Exercise >>
Check each line for the word "text" and report how many have it. Give nothing else.

— start of Information supplied —

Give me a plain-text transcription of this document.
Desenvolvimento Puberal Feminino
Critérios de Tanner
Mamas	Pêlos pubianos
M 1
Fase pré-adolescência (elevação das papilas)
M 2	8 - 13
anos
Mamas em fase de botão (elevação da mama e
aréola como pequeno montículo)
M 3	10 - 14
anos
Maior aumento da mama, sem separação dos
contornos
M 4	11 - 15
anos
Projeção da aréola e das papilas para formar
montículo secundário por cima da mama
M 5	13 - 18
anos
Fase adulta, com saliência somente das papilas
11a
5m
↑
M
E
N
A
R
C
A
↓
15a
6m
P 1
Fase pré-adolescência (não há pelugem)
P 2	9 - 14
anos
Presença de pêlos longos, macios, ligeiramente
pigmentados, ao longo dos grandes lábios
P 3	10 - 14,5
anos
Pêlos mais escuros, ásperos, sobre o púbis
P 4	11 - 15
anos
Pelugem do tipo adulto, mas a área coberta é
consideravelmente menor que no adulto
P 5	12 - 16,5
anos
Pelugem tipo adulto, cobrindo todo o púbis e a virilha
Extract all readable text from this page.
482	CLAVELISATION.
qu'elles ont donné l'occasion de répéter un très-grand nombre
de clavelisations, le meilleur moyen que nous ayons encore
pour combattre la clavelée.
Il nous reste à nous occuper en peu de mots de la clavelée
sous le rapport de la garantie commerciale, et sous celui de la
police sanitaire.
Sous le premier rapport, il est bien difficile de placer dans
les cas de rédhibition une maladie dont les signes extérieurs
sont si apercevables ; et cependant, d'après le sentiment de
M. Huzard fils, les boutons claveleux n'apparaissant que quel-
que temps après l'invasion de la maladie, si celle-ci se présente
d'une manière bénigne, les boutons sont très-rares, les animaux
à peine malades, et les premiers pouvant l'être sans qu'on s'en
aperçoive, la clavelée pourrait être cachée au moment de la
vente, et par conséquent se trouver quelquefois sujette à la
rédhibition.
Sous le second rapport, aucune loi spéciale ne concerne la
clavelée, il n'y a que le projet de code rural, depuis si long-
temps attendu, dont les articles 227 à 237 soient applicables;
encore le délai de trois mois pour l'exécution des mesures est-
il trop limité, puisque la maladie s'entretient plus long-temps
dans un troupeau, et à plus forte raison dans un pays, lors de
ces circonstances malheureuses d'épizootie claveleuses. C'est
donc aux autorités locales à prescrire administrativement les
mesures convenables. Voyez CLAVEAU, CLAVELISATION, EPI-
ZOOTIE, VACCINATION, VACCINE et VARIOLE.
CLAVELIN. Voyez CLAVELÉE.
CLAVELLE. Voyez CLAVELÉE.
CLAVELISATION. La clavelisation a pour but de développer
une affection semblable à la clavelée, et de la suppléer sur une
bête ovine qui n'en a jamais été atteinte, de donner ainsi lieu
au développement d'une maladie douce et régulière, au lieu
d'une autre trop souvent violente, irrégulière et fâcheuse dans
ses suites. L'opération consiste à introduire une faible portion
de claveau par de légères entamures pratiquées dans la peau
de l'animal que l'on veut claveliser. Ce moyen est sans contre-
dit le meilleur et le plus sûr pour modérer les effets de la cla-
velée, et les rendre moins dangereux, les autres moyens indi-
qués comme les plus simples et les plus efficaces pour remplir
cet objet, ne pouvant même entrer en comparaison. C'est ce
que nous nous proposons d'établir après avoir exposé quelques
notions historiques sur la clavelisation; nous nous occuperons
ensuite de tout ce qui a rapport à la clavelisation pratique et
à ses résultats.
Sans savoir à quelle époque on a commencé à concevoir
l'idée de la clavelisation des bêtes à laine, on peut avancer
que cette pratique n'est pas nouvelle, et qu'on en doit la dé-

— end of Information supplied —

Exercise response >>
2